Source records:
++++++

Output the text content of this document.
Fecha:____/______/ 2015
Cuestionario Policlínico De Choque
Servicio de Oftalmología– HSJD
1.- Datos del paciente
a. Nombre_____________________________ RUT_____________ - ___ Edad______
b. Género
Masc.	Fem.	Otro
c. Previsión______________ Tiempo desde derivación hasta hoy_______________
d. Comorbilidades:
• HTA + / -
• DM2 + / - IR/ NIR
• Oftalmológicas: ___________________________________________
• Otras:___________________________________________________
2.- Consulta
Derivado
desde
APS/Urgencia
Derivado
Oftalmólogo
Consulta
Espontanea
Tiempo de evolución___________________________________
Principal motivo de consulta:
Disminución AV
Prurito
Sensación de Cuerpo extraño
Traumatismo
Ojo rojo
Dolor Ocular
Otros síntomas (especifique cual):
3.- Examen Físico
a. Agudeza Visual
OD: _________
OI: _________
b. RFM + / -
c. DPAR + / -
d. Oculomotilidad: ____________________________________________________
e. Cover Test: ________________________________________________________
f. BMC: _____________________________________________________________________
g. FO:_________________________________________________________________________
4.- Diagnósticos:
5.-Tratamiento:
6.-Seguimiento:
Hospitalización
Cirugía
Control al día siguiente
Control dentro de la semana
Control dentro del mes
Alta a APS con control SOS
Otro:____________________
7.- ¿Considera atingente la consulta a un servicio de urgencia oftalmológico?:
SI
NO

++++++

**PROBLEM STATEMENT**
Pull out each record as written and restate it exactly.

**SOLUTION**
Output the text content of this document.
Fecha:____/______/ 2015
Cuestionario Policlínico De Choque
Servicio de Oftalmología– HSJD
1.- Datos del paciente
a. Nombre_____________________________ RUT_____________ - ___ Edad______
b. Género
Masc.	Fem.	Otro
c. Previsión______________ Tiempo desde derivación hasta hoy_______________
d. Comorbilidades:
• HTA + / -
• DM2 + / - IR/ NIR
• Oftalmológicas: ___________________________________________
• Otras:___________________________________________________
2.- Consulta
Derivado
desde
APS/Urgencia
Derivado
Oftalmólogo
Consulta
Espontanea
Tiempo de evolución___________________________________
Principal motivo de consulta:
Disminución AV
Prurito
Sensación de Cuerpo extraño
Traumatismo
Ojo rojo
Dolor Ocular
Otros síntomas (especifique cual):
3.- Examen Físico
a. Agudeza Visual
OD: _________
OI: _________
b. RFM + / -
c. DPAR + / -
d. Oculomotilidad: ____________________________________________________
e. Cover Test: ________________________________________________________
f. BMC: _____________________________________________________________________
g. FO:_________________________________________________________________________
4.- Diagnósticos:
5.-Tratamiento:
6.-Seguimiento:
Hospitalización
Cirugía
Control al día siguiente
Control dentro de la semana
Control dentro del mes
Alta a APS con control SOS
Otro:____________________
7.- ¿Considera atingente la consulta a un servicio de urgencia oftalmológico?:
SI
NO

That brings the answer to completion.